= Exercise prompt =
Except for the pictures, output the records in full and exactly.

(Data entries for graphics)
________________

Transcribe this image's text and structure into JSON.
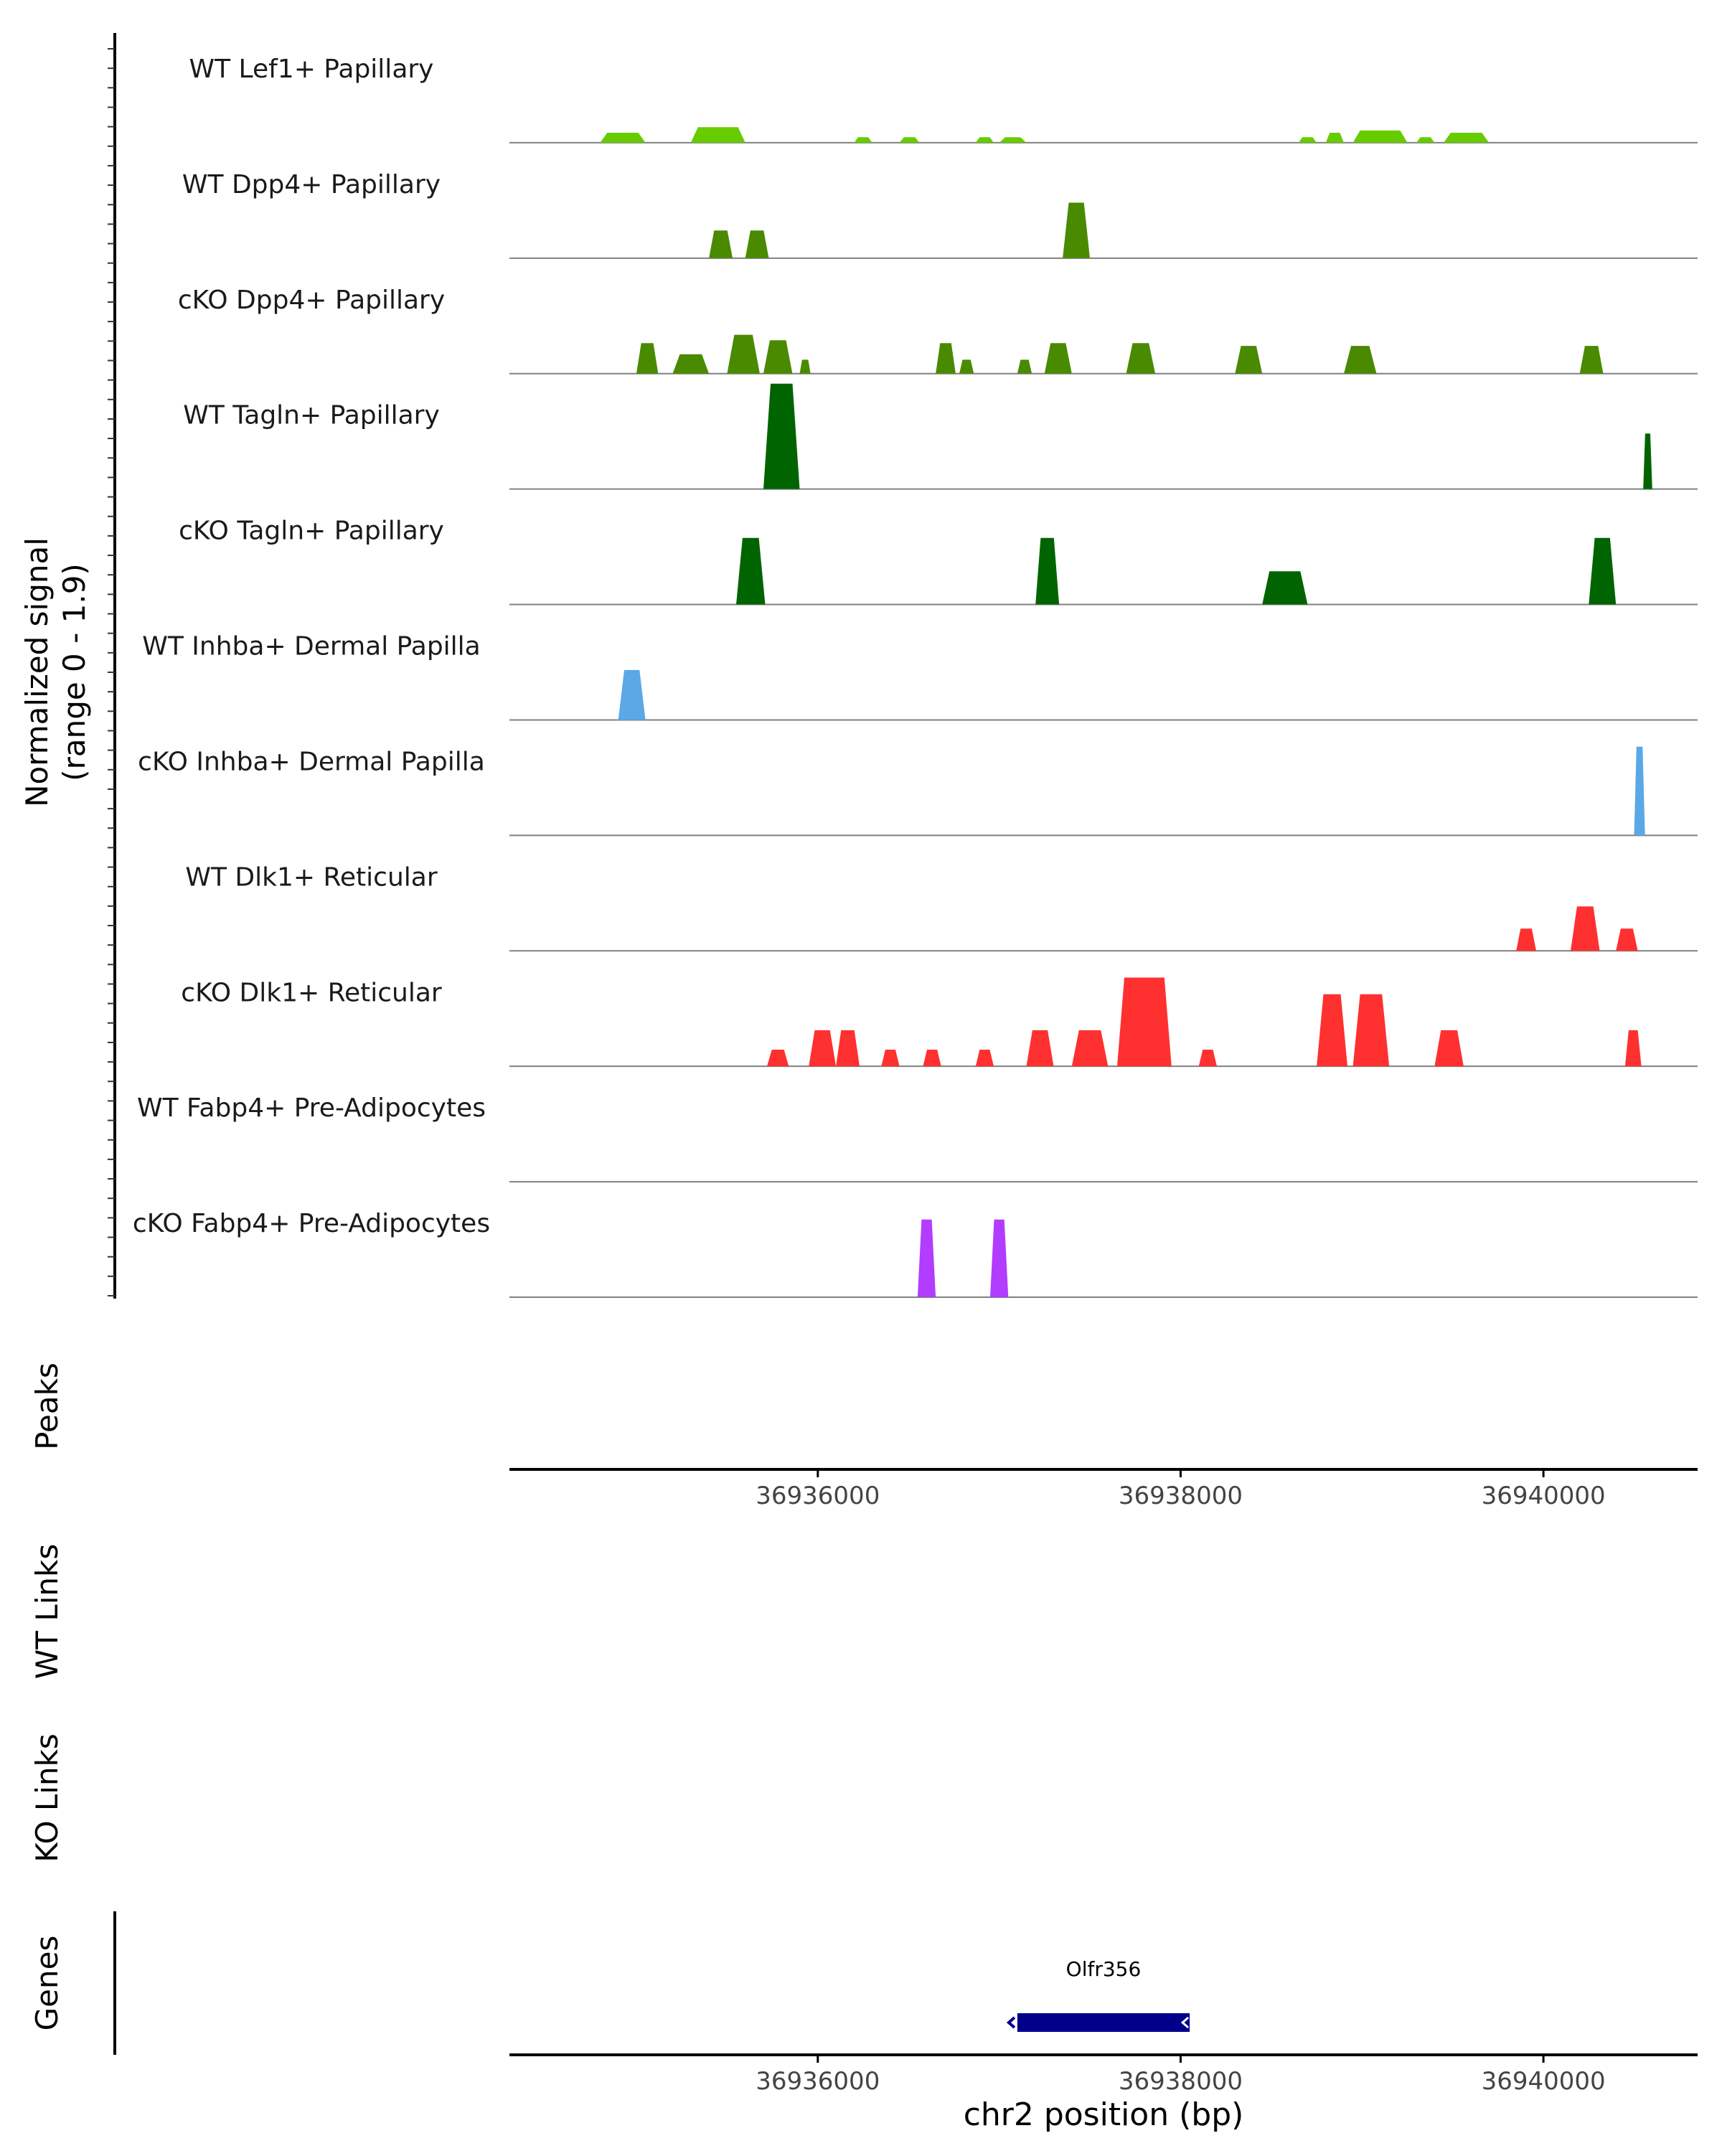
{
  "chart_data": {
    "type": "area",
    "figure": "Genome coverage track plot",
    "coverage": {
      "ylabel_line1": "Normalized signal",
      "ylabel_line2": "(range 0 - 1.9)",
      "range": [
        0,
        1.9
      ],
      "tracks": [
        {
          "label": "WT Lef1+ Papillary",
          "color": "#66cc00",
          "regions": [
            [
              36934800,
              36935050,
              0.18
            ],
            [
              36935300,
              36935600,
              0.28
            ],
            [
              36936200,
              36936300,
              0.1
            ],
            [
              36936450,
              36936560,
              0.1
            ],
            [
              36936870,
              36936970,
              0.1
            ],
            [
              36937000,
              36937150,
              0.1
            ],
            [
              36938650,
              36938750,
              0.1
            ],
            [
              36938800,
              36938900,
              0.18
            ],
            [
              36938950,
              36939250,
              0.22
            ],
            [
              36939300,
              36939400,
              0.1
            ],
            [
              36939450,
              36939700,
              0.18
            ]
          ]
        },
        {
          "label": "WT Dpp4+ Papillary",
          "color": "#4a8a00",
          "regions": [
            [
              36935400,
              36935530,
              0.5
            ],
            [
              36935600,
              36935730,
              0.5
            ],
            [
              36937350,
              36937500,
              1.0
            ]
          ]
        },
        {
          "label": "cKO Dpp4+ Papillary",
          "color": "#4a8a00",
          "regions": [
            [
              36935000,
              36935120,
              0.55
            ],
            [
              36935200,
              36935400,
              0.35
            ],
            [
              36935500,
              36935680,
              0.7
            ],
            [
              36935700,
              36935860,
              0.6
            ],
            [
              36935900,
              36935960,
              0.25
            ],
            [
              36936650,
              36936760,
              0.55
            ],
            [
              36936780,
              36936860,
              0.25
            ],
            [
              36937100,
              36937180,
              0.25
            ],
            [
              36937250,
              36937400,
              0.55
            ],
            [
              36937700,
              36937860,
              0.55
            ],
            [
              36938300,
              36938450,
              0.5
            ],
            [
              36938900,
              36939080,
              0.5
            ],
            [
              36940200,
              36940330,
              0.5
            ]
          ]
        },
        {
          "label": "WT Tagln+ Papillary",
          "color": "#006400",
          "regions": [
            [
              36935700,
              36935900,
              1.9
            ],
            [
              36940550,
              36940600,
              1.0
            ]
          ]
        },
        {
          "label": "cKO Tagln+ Papillary",
          "color": "#006400",
          "regions": [
            [
              36935550,
              36935710,
              1.2
            ],
            [
              36937200,
              36937330,
              1.2
            ],
            [
              36938450,
              36938700,
              0.6
            ],
            [
              36940250,
              36940400,
              1.2
            ]
          ]
        },
        {
          "label": "WT Inhba+ Dermal Papilla",
          "color": "#5aa8e6",
          "regions": [
            [
              36934900,
              36935050,
              0.9
            ]
          ]
        },
        {
          "label": "cKO Inhba+ Dermal Papilla",
          "color": "#5aa8e6",
          "regions": [
            [
              36940500,
              36940560,
              1.6
            ]
          ]
        },
        {
          "label": "WT Dlk1+ Reticular",
          "color": "#ff3030",
          "regions": [
            [
              36939850,
              36939960,
              0.4
            ],
            [
              36940150,
              36940310,
              0.8
            ],
            [
              36940400,
              36940520,
              0.4
            ]
          ]
        },
        {
          "label": "cKO Dlk1+ Reticular",
          "color": "#ff3030",
          "regions": [
            [
              36935720,
              36935840,
              0.3
            ],
            [
              36935950,
              36936100,
              0.65
            ],
            [
              36936100,
              36936230,
              0.65
            ],
            [
              36936350,
              36936450,
              0.3
            ],
            [
              36936580,
              36936680,
              0.3
            ],
            [
              36936870,
              36936970,
              0.3
            ],
            [
              36937150,
              36937300,
              0.65
            ],
            [
              36937400,
              36937600,
              0.65
            ],
            [
              36937650,
              36937950,
              1.6
            ],
            [
              36938100,
              36938200,
              0.3
            ],
            [
              36938750,
              36938920,
              1.3
            ],
            [
              36938950,
              36939150,
              1.3
            ],
            [
              36939400,
              36939560,
              0.65
            ],
            [
              36940450,
              36940540,
              0.65
            ]
          ]
        },
        {
          "label": "WT Fabp4+ Pre-Adipocytes",
          "color": "#9b30ff",
          "regions": []
        },
        {
          "label": "cKO Fabp4+ Pre-Adipocytes",
          "color": "#b23cff",
          "regions": [
            [
              36936550,
              36936650,
              1.4
            ],
            [
              36936950,
              36937050,
              1.4
            ]
          ]
        }
      ]
    },
    "peaks": {
      "ylabel": "Peaks",
      "peaks": []
    },
    "links": [
      {
        "ylabel": "WT Links",
        "links": []
      },
      {
        "ylabel": "KO Links",
        "links": []
      }
    ],
    "genes": {
      "ylabel": "Genes",
      "items": [
        {
          "name": "Olfr356",
          "start": 36937100,
          "end": 36938050,
          "strand": "-",
          "color": "#00008b"
        }
      ]
    },
    "x_axis": {
      "xlabel": "chr2 position (bp)",
      "xlim": [
        36934300,
        36940850
      ],
      "ticks": [
        36936000,
        36938000,
        36940000
      ],
      "tick_labels": [
        "36936000",
        "36938000",
        "36940000"
      ]
    }
  }
}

________________

= Completed exercise =
Transcribe this image's text and structure into JSON.
{
  "chart_data": {
    "type": "area",
    "figure": "Genome coverage track plot",
    "coverage": {
      "ylabel_line1": "Normalized signal",
      "ylabel_line2": "(range 0 - 1.9)",
      "range": [
        0,
        1.9
      ],
      "tracks": [
        {
          "label": "WT Lef1+ Papillary",
          "color": "#66cc00",
          "regions": [
            [
              36934800,
              36935050,
              0.18
            ],
            [
              36935300,
              36935600,
              0.28
            ],
            [
              36936200,
              36936300,
              0.1
            ],
            [
              36936450,
              36936560,
              0.1
            ],
            [
              36936870,
              36936970,
              0.1
            ],
            [
              36937000,
              36937150,
              0.1
            ],
            [
              36938650,
              36938750,
              0.1
            ],
            [
              36938800,
              36938900,
              0.18
            ],
            [
              36938950,
              36939250,
              0.22
            ],
            [
              36939300,
              36939400,
              0.1
            ],
            [
              36939450,
              36939700,
              0.18
            ]
          ]
        },
        {
          "label": "WT Dpp4+ Papillary",
          "color": "#4a8a00",
          "regions": [
            [
              36935400,
              36935530,
              0.5
            ],
            [
              36935600,
              36935730,
              0.5
            ],
            [
              36937350,
              36937500,
              1.0
            ]
          ]
        },
        {
          "label": "cKO Dpp4+ Papillary",
          "color": "#4a8a00",
          "regions": [
            [
              36935000,
              36935120,
              0.55
            ],
            [
              36935200,
              36935400,
              0.35
            ],
            [
              36935500,
              36935680,
              0.7
            ],
            [
              36935700,
              36935860,
              0.6
            ],
            [
              36935900,
              36935960,
              0.25
            ],
            [
              36936650,
              36936760,
              0.55
            ],
            [
              36936780,
              36936860,
              0.25
            ],
            [
              36937100,
              36937180,
              0.25
            ],
            [
              36937250,
              36937400,
              0.55
            ],
            [
              36937700,
              36937860,
              0.55
            ],
            [
              36938300,
              36938450,
              0.5
            ],
            [
              36938900,
              36939080,
              0.5
            ],
            [
              36940200,
              36940330,
              0.5
            ]
          ]
        },
        {
          "label": "WT Tagln+ Papillary",
          "color": "#006400",
          "regions": [
            [
              36935700,
              36935900,
              1.9
            ],
            [
              36940550,
              36940600,
              1.0
            ]
          ]
        },
        {
          "label": "cKO Tagln+ Papillary",
          "color": "#006400",
          "regions": [
            [
              36935550,
              36935710,
              1.2
            ],
            [
              36937200,
              36937330,
              1.2
            ],
            [
              36938450,
              36938700,
              0.6
            ],
            [
              36940250,
              36940400,
              1.2
            ]
          ]
        },
        {
          "label": "WT Inhba+ Dermal Papilla",
          "color": "#5aa8e6",
          "regions": [
            [
              36934900,
              36935050,
              0.9
            ]
          ]
        },
        {
          "label": "cKO Inhba+ Dermal Papilla",
          "color": "#5aa8e6",
          "regions": [
            [
              36940500,
              36940560,
              1.6
            ]
          ]
        },
        {
          "label": "WT Dlk1+ Reticular",
          "color": "#ff3030",
          "regions": [
            [
              36939850,
              36939960,
              0.4
            ],
            [
              36940150,
              36940310,
              0.8
            ],
            [
              36940400,
              36940520,
              0.4
            ]
          ]
        },
        {
          "label": "cKO Dlk1+ Reticular",
          "color": "#ff3030",
          "regions": [
            [
              36935720,
              36935840,
              0.3
            ],
            [
              36935950,
              36936100,
              0.65
            ],
            [
              36936100,
              36936230,
              0.65
            ],
            [
              36936350,
              36936450,
              0.3
            ],
            [
              36936580,
              36936680,
              0.3
            ],
            [
              36936870,
              36936970,
              0.3
            ],
            [
              36937150,
              36937300,
              0.65
            ],
            [
              36937400,
              36937600,
              0.65
            ],
            [
              36937650,
              36937950,
              1.6
            ],
            [
              36938100,
              36938200,
              0.3
            ],
            [
              36938750,
              36938920,
              1.3
            ],
            [
              36938950,
              36939150,
              1.3
            ],
            [
              36939400,
              36939560,
              0.65
            ],
            [
              36940450,
              36940540,
              0.65
            ]
          ]
        },
        {
          "label": "WT Fabp4+ Pre-Adipocytes",
          "color": "#9b30ff",
          "regions": []
        },
        {
          "label": "cKO Fabp4+ Pre-Adipocytes",
          "color": "#b23cff",
          "regions": [
            [
              36936550,
              36936650,
              1.4
            ],
            [
              36936950,
              36937050,
              1.4
            ]
          ]
        }
      ]
    },
    "peaks": {
      "ylabel": "Peaks",
      "peaks": []
    },
    "links": [
      {
        "ylabel": "WT Links",
        "links": []
      },
      {
        "ylabel": "KO Links",
        "links": []
      }
    ],
    "genes": {
      "ylabel": "Genes",
      "items": [
        {
          "name": "Olfr356",
          "start": 36937100,
          "end": 36938050,
          "strand": "-",
          "color": "#00008b"
        }
      ]
    },
    "x_axis": {
      "xlabel": "chr2 position (bp)",
      "xlim": [
        36934300,
        36940850
      ],
      "ticks": [
        36936000,
        36938000,
        36940000
      ],
      "tick_labels": [
        "36936000",
        "36938000",
        "36940000"
      ]
    }
  }
}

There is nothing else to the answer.